Supplied data:
__________________________________________________

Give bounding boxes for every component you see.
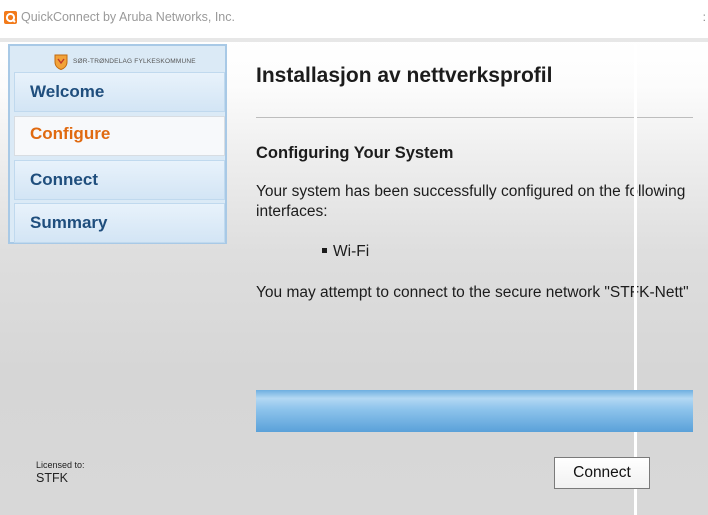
window-title: QuickConnect by Aruba Networks, Inc. [21, 10, 235, 24]
step-label: Configure [30, 124, 111, 143]
progress-bar [256, 390, 693, 432]
steps-sidebar: SØR-TRØNDELAG FYLKESKOMMUNE Welcome Conf… [8, 44, 227, 244]
interface-name: Wi-Fi [333, 243, 370, 260]
window-menu-icon[interactable]: : [703, 10, 706, 24]
quickconnect-icon [4, 11, 17, 24]
window-top-border [0, 38, 708, 42]
panel-divider [634, 44, 637, 515]
license-info: Licensed to: STFK [36, 460, 85, 485]
step-configure[interactable]: Configure [14, 116, 225, 156]
bullet-icon [322, 248, 327, 254]
network-note: You may attempt to connect to the secure… [256, 284, 689, 301]
title-bar: QuickConnect by Aruba Networks, Inc. : [0, 0, 708, 30]
step-summary[interactable]: Summary [14, 203, 225, 243]
step-connect[interactable]: Connect [14, 160, 225, 200]
title-divider [256, 117, 693, 118]
license-label: Licensed to: [36, 460, 85, 470]
section-title: Configuring Your System [256, 144, 454, 162]
step-label: Summary [30, 213, 108, 232]
step-welcome[interactable]: Welcome [14, 72, 225, 112]
page-title: Installasjon av nettverksprofil [256, 64, 553, 87]
step-label: Welcome [30, 82, 105, 101]
interface-list-item: Wi-Fi [322, 243, 369, 261]
step-label: Connect [30, 170, 98, 189]
status-message: Your system has been successfully config… [256, 183, 686, 220]
organization-brand: SØR-TRØNDELAG FYLKESKOMMUNE [18, 54, 218, 72]
license-value: STFK [36, 471, 68, 485]
county-crest-icon [54, 54, 68, 70]
organization-name: SØR-TRØNDELAG FYLKESKOMMUNE [73, 58, 196, 65]
connect-button[interactable]: Connect [554, 457, 650, 489]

__________________________________________________

What you need to do:
Quote all of the data above line for line, with no changes, and omit the picture.

Exercise response:
Give bounding boxes for every component you see.
window-title: QuickConnect by Aruba Networks, Inc. [21, 10, 235, 24]
step-label: Configure [30, 124, 111, 143]
progress-bar [256, 390, 693, 432]
steps-sidebar: SØR-TRØNDELAG FYLKESKOMMUNE Welcome Conf… [8, 44, 227, 244]
interface-name: Wi-Fi [333, 243, 370, 260]
window-menu-icon[interactable]: : [703, 10, 706, 24]
quickconnect-icon [4, 11, 17, 24]
window-top-border [0, 38, 708, 42]
panel-divider [634, 44, 637, 515]
license-info: Licensed to: STFK [36, 460, 85, 485]
step-configure[interactable]: Configure [14, 116, 225, 156]
bullet-icon [322, 248, 327, 254]
network-note: You may attempt to connect to the secure… [256, 284, 689, 301]
title-bar: QuickConnect by Aruba Networks, Inc. : [0, 0, 708, 30]
step-summary[interactable]: Summary [14, 203, 225, 243]
step-connect[interactable]: Connect [14, 160, 225, 200]
title-divider [256, 117, 693, 118]
license-label: Licensed to: [36, 460, 85, 470]
section-title: Configuring Your System [256, 144, 454, 162]
step-label: Summary [30, 213, 108, 232]
step-welcome[interactable]: Welcome [14, 72, 225, 112]
page-title: Installasjon av nettverksprofil [256, 64, 553, 87]
step-label: Welcome [30, 82, 105, 101]
interface-list-item: Wi-Fi [322, 243, 369, 261]
step-label: Connect [30, 170, 98, 189]
status-message: Your system has been successfully config… [256, 183, 686, 220]
organization-brand: SØR-TRØNDELAG FYLKESKOMMUNE [18, 54, 218, 72]
license-value: STFK [36, 471, 68, 485]
county-crest-icon [54, 54, 68, 70]
organization-name: SØR-TRØNDELAG FYLKESKOMMUNE [73, 58, 196, 65]
connect-button[interactable]: Connect [554, 457, 650, 489]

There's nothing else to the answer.